Stated goal: Scan the material and copy every line in which "선택하세요" appears.

──────────────────────────────

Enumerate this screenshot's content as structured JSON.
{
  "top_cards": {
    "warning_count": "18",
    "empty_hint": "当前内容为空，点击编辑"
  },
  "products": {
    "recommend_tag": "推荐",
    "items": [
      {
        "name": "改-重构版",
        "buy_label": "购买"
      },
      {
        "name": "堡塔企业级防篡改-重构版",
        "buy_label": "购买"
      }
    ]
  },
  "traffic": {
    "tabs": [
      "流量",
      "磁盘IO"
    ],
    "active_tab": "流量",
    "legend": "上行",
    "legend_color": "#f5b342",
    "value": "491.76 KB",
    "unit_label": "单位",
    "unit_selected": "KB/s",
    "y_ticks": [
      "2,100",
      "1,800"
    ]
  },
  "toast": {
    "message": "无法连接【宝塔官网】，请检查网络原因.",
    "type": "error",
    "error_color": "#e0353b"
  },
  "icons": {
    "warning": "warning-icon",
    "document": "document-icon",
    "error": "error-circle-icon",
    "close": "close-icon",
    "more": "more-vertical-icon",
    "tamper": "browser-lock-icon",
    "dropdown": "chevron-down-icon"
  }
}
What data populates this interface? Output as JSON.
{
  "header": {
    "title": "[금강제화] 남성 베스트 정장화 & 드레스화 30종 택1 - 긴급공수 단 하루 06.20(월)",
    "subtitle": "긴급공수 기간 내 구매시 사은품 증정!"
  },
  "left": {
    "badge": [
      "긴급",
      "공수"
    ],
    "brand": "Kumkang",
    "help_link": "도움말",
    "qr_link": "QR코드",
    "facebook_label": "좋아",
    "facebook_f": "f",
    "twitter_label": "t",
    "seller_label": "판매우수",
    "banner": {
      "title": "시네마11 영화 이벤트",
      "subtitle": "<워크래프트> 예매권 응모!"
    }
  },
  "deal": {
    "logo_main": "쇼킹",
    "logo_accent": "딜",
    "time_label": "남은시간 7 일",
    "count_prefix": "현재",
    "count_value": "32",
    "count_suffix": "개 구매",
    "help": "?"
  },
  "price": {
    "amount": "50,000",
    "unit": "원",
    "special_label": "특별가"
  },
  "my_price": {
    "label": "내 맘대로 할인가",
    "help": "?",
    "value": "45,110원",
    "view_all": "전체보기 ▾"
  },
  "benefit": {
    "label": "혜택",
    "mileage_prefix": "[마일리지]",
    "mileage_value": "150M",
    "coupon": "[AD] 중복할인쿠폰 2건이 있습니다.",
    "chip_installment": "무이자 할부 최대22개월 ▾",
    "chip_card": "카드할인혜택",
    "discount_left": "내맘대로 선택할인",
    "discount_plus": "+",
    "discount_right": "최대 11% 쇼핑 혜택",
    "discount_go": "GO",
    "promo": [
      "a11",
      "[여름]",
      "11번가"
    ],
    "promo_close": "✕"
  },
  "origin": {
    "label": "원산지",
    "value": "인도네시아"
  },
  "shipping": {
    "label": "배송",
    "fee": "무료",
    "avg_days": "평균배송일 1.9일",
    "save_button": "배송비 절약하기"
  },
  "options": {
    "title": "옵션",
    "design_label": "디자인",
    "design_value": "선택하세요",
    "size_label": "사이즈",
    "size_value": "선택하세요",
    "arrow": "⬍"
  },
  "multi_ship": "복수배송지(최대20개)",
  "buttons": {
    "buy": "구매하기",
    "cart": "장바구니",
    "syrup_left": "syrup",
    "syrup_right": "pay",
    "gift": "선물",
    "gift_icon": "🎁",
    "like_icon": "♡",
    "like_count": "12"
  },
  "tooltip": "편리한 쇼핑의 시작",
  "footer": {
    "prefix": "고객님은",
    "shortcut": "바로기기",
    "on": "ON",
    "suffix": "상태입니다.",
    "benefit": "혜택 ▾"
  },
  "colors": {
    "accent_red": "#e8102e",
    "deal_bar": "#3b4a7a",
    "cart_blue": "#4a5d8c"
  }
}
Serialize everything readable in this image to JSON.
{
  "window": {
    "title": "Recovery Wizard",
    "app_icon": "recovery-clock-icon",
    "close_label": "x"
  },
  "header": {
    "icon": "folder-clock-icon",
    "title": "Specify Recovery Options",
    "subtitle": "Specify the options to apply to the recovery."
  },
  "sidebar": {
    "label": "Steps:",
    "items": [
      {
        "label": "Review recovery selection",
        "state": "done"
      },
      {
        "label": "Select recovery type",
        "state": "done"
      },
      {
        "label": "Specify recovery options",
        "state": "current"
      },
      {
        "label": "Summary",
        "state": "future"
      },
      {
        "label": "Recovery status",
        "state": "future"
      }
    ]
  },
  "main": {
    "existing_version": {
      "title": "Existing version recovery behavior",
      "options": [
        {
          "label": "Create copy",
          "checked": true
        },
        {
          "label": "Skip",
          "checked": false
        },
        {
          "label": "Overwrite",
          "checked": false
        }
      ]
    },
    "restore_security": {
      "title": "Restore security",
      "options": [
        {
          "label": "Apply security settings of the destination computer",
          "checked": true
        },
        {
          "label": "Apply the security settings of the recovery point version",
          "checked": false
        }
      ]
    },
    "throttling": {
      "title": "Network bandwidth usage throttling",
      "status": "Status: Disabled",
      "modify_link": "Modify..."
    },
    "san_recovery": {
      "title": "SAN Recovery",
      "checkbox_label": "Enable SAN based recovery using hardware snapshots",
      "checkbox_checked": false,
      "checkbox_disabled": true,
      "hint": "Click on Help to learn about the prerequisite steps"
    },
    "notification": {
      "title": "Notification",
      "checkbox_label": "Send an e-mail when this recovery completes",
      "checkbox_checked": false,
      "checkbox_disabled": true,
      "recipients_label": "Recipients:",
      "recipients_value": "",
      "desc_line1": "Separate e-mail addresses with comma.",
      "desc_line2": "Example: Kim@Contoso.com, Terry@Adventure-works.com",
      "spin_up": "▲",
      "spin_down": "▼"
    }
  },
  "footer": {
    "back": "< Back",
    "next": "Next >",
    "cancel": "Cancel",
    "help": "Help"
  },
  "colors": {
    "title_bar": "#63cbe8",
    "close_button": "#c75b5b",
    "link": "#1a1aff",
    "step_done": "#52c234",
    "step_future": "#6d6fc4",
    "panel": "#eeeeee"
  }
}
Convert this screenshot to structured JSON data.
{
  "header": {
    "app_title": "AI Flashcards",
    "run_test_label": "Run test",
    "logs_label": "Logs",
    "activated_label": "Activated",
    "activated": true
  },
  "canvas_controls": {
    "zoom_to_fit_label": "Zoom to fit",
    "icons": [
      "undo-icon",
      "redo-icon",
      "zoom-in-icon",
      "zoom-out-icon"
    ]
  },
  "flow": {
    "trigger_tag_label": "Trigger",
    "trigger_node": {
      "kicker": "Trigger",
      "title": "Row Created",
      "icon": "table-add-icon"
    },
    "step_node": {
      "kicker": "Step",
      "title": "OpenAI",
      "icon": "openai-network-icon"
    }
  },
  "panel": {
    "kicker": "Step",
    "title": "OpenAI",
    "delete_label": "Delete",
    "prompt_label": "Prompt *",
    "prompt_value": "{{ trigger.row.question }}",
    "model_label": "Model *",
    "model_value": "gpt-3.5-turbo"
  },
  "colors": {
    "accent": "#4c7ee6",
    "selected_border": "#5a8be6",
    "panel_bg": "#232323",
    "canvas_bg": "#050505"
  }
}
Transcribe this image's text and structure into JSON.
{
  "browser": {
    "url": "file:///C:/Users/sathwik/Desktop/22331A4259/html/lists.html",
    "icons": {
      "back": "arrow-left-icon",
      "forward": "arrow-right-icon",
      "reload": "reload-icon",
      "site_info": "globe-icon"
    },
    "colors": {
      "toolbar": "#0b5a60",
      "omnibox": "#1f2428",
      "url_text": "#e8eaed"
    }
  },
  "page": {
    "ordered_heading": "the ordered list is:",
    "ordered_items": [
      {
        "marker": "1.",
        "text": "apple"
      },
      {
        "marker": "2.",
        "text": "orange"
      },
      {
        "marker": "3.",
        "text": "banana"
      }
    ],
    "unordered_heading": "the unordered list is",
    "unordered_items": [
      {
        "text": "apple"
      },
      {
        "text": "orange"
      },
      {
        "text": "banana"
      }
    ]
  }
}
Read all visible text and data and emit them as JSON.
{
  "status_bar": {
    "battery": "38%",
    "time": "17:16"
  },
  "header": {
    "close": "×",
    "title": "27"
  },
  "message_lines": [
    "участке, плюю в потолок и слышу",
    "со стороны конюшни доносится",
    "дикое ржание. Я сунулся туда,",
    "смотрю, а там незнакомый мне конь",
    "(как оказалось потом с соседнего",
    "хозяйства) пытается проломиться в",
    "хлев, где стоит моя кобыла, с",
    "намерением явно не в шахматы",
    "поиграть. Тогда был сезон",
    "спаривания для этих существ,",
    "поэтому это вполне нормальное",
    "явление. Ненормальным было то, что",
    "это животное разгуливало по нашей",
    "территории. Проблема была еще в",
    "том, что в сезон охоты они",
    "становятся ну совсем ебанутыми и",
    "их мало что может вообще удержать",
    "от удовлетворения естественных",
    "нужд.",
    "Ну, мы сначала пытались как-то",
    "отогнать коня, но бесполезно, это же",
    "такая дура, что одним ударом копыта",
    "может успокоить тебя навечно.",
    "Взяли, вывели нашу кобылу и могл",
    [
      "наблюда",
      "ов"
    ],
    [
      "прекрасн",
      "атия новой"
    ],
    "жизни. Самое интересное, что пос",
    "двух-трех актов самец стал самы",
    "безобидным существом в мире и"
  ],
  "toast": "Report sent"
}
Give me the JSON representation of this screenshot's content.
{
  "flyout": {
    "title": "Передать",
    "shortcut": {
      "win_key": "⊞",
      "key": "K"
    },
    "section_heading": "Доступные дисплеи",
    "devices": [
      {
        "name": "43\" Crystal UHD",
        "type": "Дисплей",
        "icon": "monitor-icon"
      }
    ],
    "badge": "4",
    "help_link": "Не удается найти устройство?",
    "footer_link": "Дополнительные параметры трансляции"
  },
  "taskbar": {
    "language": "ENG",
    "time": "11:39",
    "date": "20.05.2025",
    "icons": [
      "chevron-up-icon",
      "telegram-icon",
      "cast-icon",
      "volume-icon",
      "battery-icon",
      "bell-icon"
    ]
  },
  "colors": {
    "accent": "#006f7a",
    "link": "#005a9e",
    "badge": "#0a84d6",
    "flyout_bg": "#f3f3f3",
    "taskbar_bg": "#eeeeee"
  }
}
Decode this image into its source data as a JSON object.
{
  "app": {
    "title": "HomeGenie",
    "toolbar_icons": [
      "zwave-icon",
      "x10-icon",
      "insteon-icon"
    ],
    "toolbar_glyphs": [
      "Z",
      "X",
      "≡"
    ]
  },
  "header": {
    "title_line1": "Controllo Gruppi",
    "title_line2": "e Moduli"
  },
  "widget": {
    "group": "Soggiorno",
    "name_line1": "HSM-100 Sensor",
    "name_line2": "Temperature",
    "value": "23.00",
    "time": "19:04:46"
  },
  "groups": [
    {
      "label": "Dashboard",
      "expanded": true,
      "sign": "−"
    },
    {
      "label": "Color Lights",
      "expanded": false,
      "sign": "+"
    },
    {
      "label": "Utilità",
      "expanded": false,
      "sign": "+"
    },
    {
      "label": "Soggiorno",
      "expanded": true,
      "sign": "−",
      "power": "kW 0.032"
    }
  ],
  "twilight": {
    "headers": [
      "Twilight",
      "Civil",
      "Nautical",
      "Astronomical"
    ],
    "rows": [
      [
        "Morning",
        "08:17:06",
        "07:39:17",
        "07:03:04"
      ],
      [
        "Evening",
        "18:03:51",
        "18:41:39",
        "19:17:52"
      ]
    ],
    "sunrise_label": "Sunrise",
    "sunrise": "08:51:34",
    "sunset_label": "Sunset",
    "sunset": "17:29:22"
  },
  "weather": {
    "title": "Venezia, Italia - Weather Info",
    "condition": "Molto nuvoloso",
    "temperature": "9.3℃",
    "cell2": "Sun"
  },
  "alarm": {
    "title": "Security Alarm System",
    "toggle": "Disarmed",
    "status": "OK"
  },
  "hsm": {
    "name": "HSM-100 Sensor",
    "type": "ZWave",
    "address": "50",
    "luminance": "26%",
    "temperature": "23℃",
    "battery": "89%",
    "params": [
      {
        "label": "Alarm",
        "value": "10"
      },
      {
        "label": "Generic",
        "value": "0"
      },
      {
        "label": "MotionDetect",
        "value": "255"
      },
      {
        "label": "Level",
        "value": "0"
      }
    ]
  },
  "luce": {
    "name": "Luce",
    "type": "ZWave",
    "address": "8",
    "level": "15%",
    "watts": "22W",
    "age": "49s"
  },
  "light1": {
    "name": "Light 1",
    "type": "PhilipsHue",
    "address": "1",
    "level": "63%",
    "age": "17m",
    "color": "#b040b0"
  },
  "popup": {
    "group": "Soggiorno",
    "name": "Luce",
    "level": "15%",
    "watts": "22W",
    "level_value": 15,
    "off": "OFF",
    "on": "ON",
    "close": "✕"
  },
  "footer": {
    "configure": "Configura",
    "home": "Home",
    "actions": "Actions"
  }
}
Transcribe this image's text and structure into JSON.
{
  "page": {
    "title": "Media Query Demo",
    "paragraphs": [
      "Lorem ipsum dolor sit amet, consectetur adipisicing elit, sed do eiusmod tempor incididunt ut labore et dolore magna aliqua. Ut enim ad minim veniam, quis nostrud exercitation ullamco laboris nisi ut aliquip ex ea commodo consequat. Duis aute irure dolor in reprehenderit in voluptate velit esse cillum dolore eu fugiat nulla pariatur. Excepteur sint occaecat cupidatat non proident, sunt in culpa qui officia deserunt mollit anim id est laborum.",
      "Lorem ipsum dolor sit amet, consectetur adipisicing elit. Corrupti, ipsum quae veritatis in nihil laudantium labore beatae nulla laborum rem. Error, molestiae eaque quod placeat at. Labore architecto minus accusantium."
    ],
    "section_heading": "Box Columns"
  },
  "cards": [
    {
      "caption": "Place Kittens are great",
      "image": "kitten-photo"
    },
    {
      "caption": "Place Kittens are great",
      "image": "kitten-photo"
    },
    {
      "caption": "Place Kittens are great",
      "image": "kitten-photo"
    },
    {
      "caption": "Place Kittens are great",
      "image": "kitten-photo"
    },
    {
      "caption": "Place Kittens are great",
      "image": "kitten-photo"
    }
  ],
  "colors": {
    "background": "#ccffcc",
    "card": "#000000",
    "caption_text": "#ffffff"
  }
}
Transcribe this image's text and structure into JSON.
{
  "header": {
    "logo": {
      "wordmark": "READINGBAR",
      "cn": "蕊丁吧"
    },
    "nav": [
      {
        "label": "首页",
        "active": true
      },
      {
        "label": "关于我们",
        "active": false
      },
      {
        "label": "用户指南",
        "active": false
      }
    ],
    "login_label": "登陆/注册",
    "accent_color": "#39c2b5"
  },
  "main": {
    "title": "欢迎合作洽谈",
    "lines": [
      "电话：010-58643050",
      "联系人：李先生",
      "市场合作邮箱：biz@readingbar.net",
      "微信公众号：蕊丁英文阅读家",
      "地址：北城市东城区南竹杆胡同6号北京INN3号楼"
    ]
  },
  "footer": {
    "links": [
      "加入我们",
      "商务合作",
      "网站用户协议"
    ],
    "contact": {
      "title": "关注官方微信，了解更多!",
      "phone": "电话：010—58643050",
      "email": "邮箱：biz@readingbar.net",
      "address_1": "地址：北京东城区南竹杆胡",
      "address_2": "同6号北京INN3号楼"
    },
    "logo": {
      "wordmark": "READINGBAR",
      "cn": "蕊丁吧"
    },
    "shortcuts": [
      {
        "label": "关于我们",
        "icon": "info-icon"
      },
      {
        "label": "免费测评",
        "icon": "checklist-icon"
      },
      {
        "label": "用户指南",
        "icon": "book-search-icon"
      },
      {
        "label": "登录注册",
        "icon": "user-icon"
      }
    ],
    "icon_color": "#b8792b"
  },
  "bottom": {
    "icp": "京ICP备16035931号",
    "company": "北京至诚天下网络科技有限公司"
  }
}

──────────────────────────────

Solution below:
    "design_value": "선택하세요",
    "size_value": "선택하세요",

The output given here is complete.